Every line below must be reproduced exactly. Copy them all.

____ INPUT DATA

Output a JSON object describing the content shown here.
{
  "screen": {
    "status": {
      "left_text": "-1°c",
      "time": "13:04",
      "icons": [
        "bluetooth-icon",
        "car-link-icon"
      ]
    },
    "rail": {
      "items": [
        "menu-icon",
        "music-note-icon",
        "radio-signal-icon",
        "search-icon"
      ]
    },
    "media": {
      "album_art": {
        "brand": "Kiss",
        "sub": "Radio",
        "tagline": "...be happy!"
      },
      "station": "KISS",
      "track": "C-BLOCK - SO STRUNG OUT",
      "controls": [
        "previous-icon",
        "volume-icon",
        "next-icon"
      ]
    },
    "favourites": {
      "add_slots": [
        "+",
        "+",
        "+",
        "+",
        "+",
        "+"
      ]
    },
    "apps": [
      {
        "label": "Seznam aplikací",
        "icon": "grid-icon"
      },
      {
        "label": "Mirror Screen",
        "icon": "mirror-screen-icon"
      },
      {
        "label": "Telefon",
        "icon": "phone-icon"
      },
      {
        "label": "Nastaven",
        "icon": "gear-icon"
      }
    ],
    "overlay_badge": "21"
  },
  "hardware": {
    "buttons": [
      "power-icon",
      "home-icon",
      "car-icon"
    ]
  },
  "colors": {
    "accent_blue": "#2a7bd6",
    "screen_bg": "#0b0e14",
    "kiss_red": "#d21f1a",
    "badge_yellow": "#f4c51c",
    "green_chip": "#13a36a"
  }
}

________

SOLUTION TO THIS TASK >>
Output a JSON object describing the content shown here.
{
  "screen": {
    "status": {
      "left_text": "-1°c",
      "time": "13:04",
      "icons": [
        "bluetooth-icon",
        "car-link-icon"
      ]
    },
    "rail": {
      "items": [
        "menu-icon",
        "music-note-icon",
        "radio-signal-icon",
        "search-icon"
      ]
    },
    "media": {
      "album_art": {
        "brand": "Kiss",
        "sub": "Radio",
        "tagline": "...be happy!"
      },
      "station": "KISS",
      "track": "C-BLOCK - SO STRUNG OUT",
      "controls": [
        "previous-icon",
        "volume-icon",
        "next-icon"
      ]
    },
    "favourites": {
      "add_slots": [
        "+",
        "+",
        "+",
        "+",
        "+",
        "+"
      ]
    },
    "apps": [
      {
        "label": "Seznam aplikací",
        "icon": "grid-icon"
      },
      {
        "label": "Mirror Screen",
        "icon": "mirror-screen-icon"
      },
      {
        "label": "Telefon",
        "icon": "phone-icon"
      },
      {
        "label": "Nastaven",
        "icon": "gear-icon"
      }
    ],
    "overlay_badge": "21"
  },
  "hardware": {
    "buttons": [
      "power-icon",
      "home-icon",
      "car-icon"
    ]
  },
  "colors": {
    "accent_blue": "#2a7bd6",
    "screen_bg": "#0b0e14",
    "kiss_red": "#d21f1a",
    "badge_yellow": "#f4c51c",
    "green_chip": "#13a36a"
  }
}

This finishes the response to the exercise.